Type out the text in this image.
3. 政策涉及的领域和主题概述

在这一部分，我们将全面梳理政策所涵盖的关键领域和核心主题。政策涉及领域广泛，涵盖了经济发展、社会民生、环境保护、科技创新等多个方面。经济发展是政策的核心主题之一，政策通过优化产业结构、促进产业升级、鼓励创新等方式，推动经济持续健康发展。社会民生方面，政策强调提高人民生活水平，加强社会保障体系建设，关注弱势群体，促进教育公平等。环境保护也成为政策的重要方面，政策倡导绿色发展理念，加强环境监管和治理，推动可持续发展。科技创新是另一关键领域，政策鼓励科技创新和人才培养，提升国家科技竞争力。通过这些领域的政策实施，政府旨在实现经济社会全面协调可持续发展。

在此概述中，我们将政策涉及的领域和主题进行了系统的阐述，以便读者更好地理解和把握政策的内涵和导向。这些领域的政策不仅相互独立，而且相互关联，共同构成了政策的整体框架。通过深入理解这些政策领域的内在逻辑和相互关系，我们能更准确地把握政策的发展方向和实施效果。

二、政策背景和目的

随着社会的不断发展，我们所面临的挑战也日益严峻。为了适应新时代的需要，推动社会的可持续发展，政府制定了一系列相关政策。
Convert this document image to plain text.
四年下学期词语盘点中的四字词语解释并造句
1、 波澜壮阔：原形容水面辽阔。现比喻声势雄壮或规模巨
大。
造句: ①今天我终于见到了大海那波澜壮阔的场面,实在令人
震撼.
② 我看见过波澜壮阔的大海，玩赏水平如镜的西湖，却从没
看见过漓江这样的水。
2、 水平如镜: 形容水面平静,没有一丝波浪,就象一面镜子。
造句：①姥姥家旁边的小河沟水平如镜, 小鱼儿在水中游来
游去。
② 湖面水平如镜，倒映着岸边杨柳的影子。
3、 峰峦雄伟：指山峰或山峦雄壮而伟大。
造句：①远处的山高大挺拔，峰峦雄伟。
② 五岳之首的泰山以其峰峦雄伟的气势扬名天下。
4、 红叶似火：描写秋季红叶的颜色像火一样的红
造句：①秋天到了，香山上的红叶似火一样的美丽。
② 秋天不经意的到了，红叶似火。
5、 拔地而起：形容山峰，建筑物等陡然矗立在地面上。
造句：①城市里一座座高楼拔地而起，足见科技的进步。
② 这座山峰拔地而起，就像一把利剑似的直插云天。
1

######

> OBJECTIVE:
Repeat exactly the lines starting at the line with "Convert this document image to plain text." and ending with the final line of the entries. Include nothing else.

> RESPONSE TO THE EXERCISE:
Convert this document image to plain text.
四年下学期词语盘点中的四字词语解释并造句
1、 波澜壮阔：原形容水面辽阔。现比喻声势雄壮或规模巨
大。
造句: ①今天我终于见到了大海那波澜壮阔的场面,实在令人
震撼.
② 我看见过波澜壮阔的大海，玩赏水平如镜的西湖，却从没
看见过漓江这样的水。
2、 水平如镜: 形容水面平静,没有一丝波浪,就象一面镜子。
造句：①姥姥家旁边的小河沟水平如镜, 小鱼儿在水中游来
游去。
② 湖面水平如镜，倒映着岸边杨柳的影子。
3、 峰峦雄伟：指山峰或山峦雄壮而伟大。
造句：①远处的山高大挺拔，峰峦雄伟。
② 五岳之首的泰山以其峰峦雄伟的气势扬名天下。
4、 红叶似火：描写秋季红叶的颜色像火一样的红
造句：①秋天到了，香山上的红叶似火一样的美丽。
② 秋天不经意的到了，红叶似火。
5、 拔地而起：形容山峰，建筑物等陡然矗立在地面上。
造句：①城市里一座座高楼拔地而起，足见科技的进步。
② 这座山峰拔地而起，就像一把利剑似的直插云天。
1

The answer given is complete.